** start Exercise input **

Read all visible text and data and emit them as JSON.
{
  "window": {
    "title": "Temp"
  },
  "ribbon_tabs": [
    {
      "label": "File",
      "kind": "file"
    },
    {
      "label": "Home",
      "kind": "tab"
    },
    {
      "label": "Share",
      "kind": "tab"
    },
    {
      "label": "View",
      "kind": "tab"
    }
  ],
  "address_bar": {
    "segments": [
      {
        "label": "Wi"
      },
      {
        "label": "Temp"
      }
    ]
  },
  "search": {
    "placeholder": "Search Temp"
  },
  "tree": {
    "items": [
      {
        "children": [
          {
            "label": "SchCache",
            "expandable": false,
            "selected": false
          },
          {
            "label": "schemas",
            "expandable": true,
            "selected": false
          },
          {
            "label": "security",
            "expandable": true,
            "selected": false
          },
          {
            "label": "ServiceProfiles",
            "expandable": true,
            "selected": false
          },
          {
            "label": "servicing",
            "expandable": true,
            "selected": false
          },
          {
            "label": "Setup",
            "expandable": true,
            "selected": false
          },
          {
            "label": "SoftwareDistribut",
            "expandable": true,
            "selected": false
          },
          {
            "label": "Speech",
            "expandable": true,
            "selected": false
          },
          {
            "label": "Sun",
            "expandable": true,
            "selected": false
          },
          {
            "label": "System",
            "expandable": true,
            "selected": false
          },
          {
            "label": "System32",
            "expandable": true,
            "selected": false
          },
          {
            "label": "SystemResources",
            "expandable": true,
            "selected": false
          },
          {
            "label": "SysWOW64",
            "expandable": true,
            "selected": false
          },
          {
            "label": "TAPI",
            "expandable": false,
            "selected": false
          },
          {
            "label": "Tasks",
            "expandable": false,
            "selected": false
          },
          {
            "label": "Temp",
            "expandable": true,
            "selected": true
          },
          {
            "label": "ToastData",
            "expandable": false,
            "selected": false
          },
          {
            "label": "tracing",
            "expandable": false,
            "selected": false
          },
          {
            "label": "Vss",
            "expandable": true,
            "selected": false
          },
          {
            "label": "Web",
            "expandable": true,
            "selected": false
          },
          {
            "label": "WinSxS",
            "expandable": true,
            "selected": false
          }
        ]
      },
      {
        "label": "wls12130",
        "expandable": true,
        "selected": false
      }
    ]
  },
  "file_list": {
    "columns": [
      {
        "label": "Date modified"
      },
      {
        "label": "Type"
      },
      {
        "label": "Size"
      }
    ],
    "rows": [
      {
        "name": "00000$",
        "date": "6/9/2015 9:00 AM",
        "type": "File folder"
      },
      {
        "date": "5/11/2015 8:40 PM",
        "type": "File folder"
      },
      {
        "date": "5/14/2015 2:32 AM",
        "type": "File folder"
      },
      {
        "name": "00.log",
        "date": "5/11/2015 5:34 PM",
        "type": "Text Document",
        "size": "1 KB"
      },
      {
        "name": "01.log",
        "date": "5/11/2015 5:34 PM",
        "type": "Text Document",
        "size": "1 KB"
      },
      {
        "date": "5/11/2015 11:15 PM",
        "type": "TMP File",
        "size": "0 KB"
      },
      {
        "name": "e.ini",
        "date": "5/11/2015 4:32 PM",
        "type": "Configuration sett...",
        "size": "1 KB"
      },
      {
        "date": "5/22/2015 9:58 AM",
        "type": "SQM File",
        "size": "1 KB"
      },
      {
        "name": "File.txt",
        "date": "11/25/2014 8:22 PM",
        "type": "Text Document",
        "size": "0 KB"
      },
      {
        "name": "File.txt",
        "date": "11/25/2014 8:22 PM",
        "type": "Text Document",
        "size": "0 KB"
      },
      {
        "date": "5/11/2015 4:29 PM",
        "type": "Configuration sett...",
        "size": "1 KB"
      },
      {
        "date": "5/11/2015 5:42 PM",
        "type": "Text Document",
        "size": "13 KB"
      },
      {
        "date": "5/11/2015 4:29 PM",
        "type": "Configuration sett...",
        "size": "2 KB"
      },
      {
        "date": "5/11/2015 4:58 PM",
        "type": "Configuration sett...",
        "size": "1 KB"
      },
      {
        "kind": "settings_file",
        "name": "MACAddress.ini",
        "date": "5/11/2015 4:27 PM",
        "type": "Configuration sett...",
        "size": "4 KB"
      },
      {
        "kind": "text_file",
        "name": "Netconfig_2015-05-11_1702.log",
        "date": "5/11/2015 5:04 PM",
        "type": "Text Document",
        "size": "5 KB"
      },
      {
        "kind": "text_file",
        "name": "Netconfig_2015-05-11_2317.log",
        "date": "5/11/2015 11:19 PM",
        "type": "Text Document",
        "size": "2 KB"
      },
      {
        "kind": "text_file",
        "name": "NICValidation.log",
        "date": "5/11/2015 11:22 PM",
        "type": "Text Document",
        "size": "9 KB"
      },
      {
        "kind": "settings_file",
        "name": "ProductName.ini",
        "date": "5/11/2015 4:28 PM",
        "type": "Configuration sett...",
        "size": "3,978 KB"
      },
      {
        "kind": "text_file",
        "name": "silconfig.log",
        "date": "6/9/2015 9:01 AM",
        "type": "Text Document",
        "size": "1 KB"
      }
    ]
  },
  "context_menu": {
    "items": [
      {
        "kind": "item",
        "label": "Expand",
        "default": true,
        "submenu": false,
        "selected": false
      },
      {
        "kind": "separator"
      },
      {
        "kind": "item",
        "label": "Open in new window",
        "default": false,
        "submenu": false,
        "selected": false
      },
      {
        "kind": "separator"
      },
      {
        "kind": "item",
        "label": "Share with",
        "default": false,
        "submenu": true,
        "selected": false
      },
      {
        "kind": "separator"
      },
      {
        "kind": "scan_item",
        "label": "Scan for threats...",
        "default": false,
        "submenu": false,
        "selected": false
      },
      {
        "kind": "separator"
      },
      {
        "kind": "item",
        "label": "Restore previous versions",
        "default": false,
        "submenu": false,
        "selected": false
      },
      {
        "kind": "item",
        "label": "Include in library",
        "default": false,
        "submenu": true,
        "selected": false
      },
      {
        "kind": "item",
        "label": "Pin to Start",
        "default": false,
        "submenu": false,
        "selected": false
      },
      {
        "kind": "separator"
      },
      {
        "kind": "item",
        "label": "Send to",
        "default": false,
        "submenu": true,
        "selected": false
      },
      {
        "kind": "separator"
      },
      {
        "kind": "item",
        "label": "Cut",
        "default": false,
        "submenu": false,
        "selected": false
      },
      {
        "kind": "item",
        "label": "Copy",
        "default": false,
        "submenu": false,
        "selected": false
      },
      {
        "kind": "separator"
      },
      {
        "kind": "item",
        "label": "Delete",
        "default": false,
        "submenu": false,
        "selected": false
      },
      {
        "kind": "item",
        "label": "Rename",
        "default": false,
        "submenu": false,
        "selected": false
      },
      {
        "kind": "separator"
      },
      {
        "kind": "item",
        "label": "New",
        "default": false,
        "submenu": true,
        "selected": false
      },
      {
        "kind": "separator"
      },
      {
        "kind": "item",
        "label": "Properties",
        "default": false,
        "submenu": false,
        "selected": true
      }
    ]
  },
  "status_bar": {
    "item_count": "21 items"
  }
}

** end Exercise input **

▶ Instructions to follow: Go through the listing above and locate each line that holds the word "Temp". Copy those lines.

▶ Full response:
    "title": "Temp"
        "label": "Temp"
    "placeholder": "Search Temp"
            "label": "Temp",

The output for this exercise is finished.